▸ **Stored data entries**:
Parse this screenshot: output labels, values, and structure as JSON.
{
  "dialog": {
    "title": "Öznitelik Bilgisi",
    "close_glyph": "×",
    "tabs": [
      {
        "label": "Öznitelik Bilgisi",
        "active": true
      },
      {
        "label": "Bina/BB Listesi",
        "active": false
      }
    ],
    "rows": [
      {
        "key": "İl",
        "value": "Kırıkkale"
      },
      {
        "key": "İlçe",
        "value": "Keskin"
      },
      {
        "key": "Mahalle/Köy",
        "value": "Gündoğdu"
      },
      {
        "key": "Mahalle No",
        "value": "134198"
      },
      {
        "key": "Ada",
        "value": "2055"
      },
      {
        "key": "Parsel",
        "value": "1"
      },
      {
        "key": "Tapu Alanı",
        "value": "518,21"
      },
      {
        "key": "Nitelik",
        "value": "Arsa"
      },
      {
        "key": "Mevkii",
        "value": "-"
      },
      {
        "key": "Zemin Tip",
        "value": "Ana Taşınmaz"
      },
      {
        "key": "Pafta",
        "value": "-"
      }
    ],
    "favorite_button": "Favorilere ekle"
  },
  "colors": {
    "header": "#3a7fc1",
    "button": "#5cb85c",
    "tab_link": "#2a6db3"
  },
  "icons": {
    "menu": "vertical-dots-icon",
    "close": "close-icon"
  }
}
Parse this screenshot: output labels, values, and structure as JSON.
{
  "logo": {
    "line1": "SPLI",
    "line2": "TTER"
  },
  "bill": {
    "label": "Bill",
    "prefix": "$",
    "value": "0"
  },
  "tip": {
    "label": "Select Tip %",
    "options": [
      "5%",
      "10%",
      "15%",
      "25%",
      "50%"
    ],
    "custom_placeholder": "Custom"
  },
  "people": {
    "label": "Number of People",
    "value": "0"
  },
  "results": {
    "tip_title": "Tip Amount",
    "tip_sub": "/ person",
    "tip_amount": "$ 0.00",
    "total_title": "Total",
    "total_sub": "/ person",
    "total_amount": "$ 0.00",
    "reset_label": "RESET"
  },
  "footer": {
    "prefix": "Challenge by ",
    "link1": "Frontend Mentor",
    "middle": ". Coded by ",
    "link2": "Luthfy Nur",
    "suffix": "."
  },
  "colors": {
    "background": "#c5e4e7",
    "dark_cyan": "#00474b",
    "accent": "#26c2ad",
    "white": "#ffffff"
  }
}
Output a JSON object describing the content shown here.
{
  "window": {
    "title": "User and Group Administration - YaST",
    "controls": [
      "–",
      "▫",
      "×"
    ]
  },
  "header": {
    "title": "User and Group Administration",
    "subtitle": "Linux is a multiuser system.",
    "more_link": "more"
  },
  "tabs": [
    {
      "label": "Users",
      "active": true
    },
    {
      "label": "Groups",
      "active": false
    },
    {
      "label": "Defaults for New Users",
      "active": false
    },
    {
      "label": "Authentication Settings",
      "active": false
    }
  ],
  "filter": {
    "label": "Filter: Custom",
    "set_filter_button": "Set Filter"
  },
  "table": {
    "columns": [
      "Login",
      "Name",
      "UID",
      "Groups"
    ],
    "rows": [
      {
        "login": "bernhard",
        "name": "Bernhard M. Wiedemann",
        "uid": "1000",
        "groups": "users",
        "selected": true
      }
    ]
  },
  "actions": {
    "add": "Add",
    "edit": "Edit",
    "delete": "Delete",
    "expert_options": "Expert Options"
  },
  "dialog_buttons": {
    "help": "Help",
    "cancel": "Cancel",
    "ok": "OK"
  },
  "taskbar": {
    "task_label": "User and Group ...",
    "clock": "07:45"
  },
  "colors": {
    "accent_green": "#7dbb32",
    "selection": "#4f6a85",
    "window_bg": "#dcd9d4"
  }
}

▸ **TO DO**:
Return all of the data word for word.

▸ **THE SOLUTION**:
Parse this screenshot: output labels, values, and structure as JSON.
{
  "dialog": {
    "title": "Öznitelik Bilgisi",
    "close_glyph": "×",
    "tabs": [
      {
        "label": "Öznitelik Bilgisi",
        "active": true
      },
      {
        "label": "Bina/BB Listesi",
        "active": false
      }
    ],
    "rows": [
      {
        "key": "İl",
        "value": "Kırıkkale"
      },
      {
        "key": "İlçe",
        "value": "Keskin"
      },
      {
        "key": "Mahalle/Köy",
        "value": "Gündoğdu"
      },
      {
        "key": "Mahalle No",
        "value": "134198"
      },
      {
        "key": "Ada",
        "value": "2055"
      },
      {
        "key": "Parsel",
        "value": "1"
      },
      {
        "key": "Tapu Alanı",
        "value": "518,21"
      },
      {
        "key": "Nitelik",
        "value": "Arsa"
      },
      {
        "key": "Mevkii",
        "value": "-"
      },
      {
        "key": "Zemin Tip",
        "value": "Ana Taşınmaz"
      },
      {
        "key": "Pafta",
        "value": "-"
      }
    ],
    "favorite_button": "Favorilere ekle"
  },
  "colors": {
    "header": "#3a7fc1",
    "button": "#5cb85c",
    "tab_link": "#2a6db3"
  },
  "icons": {
    "menu": "vertical-dots-icon",
    "close": "close-icon"
  }
}
Parse this screenshot: output labels, values, and structure as JSON.
{
  "logo": {
    "line1": "SPLI",
    "line2": "TTER"
  },
  "bill": {
    "label": "Bill",
    "prefix": "$",
    "value": "0"
  },
  "tip": {
    "label": "Select Tip %",
    "options": [
      "5%",
      "10%",
      "15%",
      "25%",
      "50%"
    ],
    "custom_placeholder": "Custom"
  },
  "people": {
    "label": "Number of People",
    "value": "0"
  },
  "results": {
    "tip_title": "Tip Amount",
    "tip_sub": "/ person",
    "tip_amount": "$ 0.00",
    "total_title": "Total",
    "total_sub": "/ person",
    "total_amount": "$ 0.00",
    "reset_label": "RESET"
  },
  "footer": {
    "prefix": "Challenge by ",
    "link1": "Frontend Mentor",
    "middle": ". Coded by ",
    "link2": "Luthfy Nur",
    "suffix": "."
  },
  "colors": {
    "background": "#c5e4e7",
    "dark_cyan": "#00474b",
    "accent": "#26c2ad",
    "white": "#ffffff"
  }
}
Output a JSON object describing the content shown here.
{
  "window": {
    "title": "User and Group Administration - YaST",
    "controls": [
      "–",
      "▫",
      "×"
    ]
  },
  "header": {
    "title": "User and Group Administration",
    "subtitle": "Linux is a multiuser system.",
    "more_link": "more"
  },
  "tabs": [
    {
      "label": "Users",
      "active": true
    },
    {
      "label": "Groups",
      "active": false
    },
    {
      "label": "Defaults for New Users",
      "active": false
    },
    {
      "label": "Authentication Settings",
      "active": false
    }
  ],
  "filter": {
    "label": "Filter: Custom",
    "set_filter_button": "Set Filter"
  },
  "table": {
    "columns": [
      "Login",
      "Name",
      "UID",
      "Groups"
    ],
    "rows": [
      {
        "login": "bernhard",
        "name": "Bernhard M. Wiedemann",
        "uid": "1000",
        "groups": "users",
        "selected": true
      }
    ]
  },
  "actions": {
    "add": "Add",
    "edit": "Edit",
    "delete": "Delete",
    "expert_options": "Expert Options"
  },
  "dialog_buttons": {
    "help": "Help",
    "cancel": "Cancel",
    "ok": "OK"
  },
  "taskbar": {
    "task_label": "User and Group ...",
    "clock": "07:45"
  },
  "colors": {
    "accent_green": "#7dbb32",
    "selection": "#4f6a85",
    "window_bg": "#dcd9d4"
  }
}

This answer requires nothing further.